Problem details - Within the material below, find each line bearing the word "Enumerate" and present it.

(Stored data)
· · · · · · ·

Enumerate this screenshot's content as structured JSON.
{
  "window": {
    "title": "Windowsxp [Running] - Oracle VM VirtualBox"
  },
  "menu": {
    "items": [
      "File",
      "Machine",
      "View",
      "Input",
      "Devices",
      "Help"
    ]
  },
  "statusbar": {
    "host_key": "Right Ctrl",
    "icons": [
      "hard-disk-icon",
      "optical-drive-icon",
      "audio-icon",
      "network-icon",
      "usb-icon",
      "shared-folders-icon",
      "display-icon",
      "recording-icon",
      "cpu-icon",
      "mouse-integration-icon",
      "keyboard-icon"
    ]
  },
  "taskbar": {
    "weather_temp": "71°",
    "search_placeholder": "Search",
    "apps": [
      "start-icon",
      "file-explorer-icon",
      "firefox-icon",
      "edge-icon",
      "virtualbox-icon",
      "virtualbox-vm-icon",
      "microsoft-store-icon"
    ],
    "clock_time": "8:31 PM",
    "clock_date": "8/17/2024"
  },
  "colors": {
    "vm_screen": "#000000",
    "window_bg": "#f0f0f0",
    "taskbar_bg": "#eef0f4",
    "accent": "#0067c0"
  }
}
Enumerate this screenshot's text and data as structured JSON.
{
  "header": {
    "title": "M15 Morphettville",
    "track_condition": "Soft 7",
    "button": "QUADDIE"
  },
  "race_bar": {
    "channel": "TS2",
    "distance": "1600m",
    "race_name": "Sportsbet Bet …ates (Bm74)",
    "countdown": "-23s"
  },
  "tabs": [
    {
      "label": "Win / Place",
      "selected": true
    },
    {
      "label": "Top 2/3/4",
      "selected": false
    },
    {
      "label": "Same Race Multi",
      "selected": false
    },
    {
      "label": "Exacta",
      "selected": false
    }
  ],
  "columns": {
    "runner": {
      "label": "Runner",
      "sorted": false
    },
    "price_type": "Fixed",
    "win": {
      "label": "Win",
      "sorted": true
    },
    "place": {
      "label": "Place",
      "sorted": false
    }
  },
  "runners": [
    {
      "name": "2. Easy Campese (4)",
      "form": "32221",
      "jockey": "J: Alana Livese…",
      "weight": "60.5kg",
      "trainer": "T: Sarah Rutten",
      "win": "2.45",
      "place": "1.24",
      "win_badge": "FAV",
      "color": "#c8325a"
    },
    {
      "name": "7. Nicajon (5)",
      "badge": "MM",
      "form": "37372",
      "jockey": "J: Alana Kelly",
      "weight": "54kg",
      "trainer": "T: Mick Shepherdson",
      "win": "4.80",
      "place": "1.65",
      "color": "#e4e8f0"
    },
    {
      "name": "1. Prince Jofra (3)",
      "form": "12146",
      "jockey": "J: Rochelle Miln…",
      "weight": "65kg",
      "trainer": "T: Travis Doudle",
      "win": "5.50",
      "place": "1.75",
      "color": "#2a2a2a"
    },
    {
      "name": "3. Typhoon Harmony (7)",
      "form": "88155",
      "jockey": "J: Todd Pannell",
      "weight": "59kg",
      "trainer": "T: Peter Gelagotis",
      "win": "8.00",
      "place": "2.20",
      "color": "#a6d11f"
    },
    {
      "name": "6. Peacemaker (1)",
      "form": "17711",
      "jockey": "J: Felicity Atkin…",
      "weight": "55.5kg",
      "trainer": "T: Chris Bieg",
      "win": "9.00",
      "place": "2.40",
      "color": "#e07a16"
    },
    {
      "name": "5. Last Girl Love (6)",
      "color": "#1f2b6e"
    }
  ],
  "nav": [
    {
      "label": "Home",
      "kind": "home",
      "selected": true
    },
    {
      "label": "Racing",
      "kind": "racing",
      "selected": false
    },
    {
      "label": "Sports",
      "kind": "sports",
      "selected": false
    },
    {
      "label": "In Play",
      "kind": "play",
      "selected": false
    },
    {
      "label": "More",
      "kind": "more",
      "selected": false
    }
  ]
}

· · · · · · ·

Task answer -
Enumerate this screenshot's content as structured JSON.
Enumerate this screenshot's text and data as structured JSON.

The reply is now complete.